── Supplied material ──

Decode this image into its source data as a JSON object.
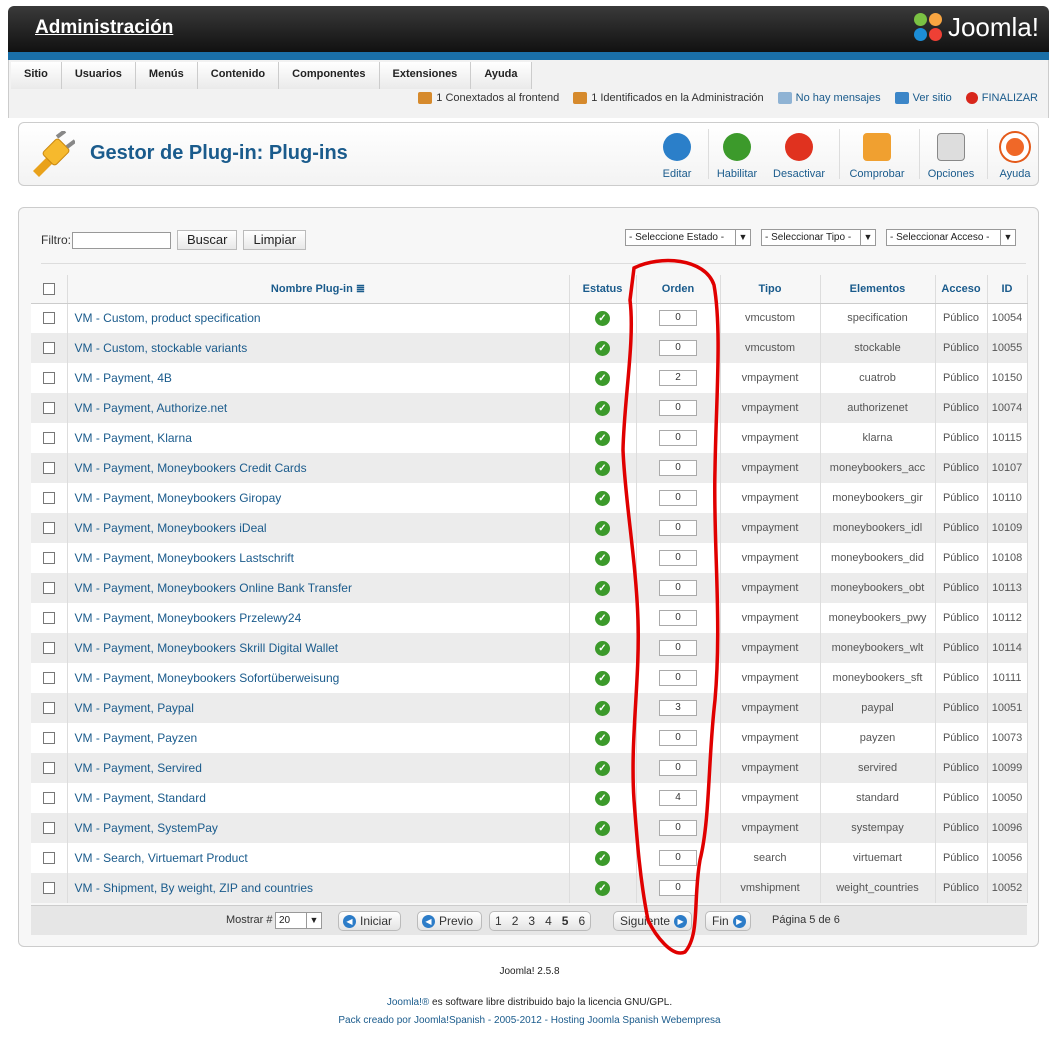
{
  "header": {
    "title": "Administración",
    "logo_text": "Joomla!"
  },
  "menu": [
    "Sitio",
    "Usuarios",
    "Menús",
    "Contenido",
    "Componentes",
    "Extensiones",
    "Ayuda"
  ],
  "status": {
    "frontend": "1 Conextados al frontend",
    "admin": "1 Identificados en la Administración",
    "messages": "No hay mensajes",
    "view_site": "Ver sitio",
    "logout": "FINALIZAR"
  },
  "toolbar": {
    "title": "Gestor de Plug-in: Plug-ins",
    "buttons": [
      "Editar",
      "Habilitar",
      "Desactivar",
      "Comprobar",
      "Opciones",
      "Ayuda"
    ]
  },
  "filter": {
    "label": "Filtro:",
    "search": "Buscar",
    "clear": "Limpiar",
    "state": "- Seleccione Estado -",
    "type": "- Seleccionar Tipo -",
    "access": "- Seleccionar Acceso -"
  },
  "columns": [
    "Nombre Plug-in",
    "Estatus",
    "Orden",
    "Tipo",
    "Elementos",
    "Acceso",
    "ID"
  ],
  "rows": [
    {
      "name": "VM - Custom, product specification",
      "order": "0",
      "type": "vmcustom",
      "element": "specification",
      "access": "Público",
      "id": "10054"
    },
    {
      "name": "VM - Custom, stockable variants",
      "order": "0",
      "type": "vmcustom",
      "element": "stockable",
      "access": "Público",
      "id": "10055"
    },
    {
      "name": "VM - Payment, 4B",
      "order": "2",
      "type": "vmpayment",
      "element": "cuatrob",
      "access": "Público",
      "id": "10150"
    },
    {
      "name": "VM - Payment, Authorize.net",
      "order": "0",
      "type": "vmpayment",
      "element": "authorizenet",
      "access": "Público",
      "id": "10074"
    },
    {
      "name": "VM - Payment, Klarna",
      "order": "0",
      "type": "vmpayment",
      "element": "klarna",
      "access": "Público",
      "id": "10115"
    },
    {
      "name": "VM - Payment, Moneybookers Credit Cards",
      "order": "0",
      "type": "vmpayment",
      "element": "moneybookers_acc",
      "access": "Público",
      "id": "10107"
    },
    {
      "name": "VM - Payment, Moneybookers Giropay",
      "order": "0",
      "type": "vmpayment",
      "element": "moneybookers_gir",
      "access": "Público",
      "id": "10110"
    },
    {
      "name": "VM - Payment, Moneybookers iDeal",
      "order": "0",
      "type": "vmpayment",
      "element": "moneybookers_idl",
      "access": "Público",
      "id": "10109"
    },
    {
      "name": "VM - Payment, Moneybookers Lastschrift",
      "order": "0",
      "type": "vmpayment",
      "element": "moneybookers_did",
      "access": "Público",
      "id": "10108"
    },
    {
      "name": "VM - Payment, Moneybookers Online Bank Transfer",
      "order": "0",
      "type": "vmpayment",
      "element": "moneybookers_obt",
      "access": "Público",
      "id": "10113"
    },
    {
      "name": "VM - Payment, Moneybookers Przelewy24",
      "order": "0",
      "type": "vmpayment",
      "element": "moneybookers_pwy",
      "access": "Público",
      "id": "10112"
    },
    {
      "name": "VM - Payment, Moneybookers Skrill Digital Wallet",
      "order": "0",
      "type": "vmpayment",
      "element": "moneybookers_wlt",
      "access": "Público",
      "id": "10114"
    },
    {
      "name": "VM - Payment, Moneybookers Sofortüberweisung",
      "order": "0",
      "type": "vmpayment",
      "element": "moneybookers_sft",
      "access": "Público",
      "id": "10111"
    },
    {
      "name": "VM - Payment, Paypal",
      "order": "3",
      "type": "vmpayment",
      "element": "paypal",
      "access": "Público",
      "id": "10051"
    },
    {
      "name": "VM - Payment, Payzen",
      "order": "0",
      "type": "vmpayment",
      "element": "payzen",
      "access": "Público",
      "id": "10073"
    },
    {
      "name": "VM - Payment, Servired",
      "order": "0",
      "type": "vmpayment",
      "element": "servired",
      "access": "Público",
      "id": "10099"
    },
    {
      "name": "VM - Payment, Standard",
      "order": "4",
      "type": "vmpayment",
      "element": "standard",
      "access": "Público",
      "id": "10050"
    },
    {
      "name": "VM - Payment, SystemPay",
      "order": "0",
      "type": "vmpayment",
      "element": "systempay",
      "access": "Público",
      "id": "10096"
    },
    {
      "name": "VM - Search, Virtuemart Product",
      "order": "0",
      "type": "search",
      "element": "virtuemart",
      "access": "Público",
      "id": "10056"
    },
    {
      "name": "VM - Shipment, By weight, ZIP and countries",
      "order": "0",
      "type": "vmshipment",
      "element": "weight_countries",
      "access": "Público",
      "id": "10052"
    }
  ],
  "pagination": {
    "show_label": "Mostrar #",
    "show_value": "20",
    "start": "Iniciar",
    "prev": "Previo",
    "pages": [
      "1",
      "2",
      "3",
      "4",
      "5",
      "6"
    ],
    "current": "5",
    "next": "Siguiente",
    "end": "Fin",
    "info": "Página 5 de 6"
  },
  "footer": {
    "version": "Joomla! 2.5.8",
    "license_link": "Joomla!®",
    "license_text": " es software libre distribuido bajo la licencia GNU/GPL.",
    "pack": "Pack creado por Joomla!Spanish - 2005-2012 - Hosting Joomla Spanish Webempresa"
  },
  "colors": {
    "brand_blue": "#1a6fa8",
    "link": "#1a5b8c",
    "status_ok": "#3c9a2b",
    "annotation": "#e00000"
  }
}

───

Using the listing above, return all lines where the word "Seleccionar" occurs.

    "type": "- Seleccionar Tipo -",
    "access": "- Seleccionar Acceso -"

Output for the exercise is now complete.